* **AIM**: Filter out everything except lines holding "server".

☆ ☆ ☆ ☆ ☆ ☆ ☆

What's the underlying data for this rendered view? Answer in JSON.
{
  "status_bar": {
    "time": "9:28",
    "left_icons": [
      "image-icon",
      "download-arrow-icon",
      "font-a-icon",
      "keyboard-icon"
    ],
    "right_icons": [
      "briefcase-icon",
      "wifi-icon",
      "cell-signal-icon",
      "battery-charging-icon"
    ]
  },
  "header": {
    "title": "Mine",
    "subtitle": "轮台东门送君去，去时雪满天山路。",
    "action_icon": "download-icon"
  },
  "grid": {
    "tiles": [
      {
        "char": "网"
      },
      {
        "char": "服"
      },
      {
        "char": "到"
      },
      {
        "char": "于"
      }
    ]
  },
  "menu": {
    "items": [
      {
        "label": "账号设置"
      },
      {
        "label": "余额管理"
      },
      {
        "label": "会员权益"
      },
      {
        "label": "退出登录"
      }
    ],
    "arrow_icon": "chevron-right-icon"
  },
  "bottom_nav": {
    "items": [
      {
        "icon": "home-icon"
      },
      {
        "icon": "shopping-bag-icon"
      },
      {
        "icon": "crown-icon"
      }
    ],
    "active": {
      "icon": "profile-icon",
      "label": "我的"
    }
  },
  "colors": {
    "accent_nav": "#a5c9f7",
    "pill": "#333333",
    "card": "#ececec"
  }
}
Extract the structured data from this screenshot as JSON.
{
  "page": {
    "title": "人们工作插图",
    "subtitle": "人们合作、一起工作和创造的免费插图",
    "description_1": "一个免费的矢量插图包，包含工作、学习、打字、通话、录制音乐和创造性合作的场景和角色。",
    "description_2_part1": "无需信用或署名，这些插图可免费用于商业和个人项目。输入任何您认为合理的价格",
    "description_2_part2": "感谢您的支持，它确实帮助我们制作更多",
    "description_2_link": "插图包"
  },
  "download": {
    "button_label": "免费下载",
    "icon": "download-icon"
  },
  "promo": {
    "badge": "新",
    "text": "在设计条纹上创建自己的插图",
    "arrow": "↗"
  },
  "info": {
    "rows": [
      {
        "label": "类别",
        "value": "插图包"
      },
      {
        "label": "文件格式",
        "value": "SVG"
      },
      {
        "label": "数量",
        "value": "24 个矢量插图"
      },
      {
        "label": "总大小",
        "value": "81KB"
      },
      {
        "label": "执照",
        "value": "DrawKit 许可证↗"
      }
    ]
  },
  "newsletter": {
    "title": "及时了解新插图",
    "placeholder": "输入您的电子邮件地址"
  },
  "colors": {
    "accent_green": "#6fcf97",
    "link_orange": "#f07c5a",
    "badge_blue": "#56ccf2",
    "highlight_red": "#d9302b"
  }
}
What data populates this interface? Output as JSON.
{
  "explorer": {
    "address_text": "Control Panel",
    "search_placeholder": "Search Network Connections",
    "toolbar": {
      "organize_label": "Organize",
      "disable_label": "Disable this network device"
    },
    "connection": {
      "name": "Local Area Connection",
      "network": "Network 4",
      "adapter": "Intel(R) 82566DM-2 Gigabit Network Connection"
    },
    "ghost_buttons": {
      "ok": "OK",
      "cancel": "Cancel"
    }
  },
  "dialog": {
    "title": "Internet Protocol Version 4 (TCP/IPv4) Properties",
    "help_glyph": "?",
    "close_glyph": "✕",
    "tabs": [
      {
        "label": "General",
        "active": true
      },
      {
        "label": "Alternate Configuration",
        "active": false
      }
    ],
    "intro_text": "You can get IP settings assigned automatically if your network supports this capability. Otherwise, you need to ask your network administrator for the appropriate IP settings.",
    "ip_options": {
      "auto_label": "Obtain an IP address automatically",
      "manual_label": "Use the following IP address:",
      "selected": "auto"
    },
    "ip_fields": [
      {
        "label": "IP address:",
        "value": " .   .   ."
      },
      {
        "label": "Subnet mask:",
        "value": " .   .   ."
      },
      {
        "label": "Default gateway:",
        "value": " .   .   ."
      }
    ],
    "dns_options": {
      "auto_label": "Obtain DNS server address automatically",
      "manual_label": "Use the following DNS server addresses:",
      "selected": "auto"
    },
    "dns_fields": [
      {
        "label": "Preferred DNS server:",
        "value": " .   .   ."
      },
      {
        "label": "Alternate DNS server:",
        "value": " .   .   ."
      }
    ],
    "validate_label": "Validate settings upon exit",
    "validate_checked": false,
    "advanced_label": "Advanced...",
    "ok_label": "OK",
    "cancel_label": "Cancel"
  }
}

☆ ☆ ☆ ☆ ☆ ☆ ☆

* **ANSWER TO THIS PROBLEM**:
      "auto_label": "Obtain DNS server address automatically",
      "manual_label": "Use the following DNS server addresses:",
        "label": "Preferred DNS server:",
        "label": "Alternate DNS server:",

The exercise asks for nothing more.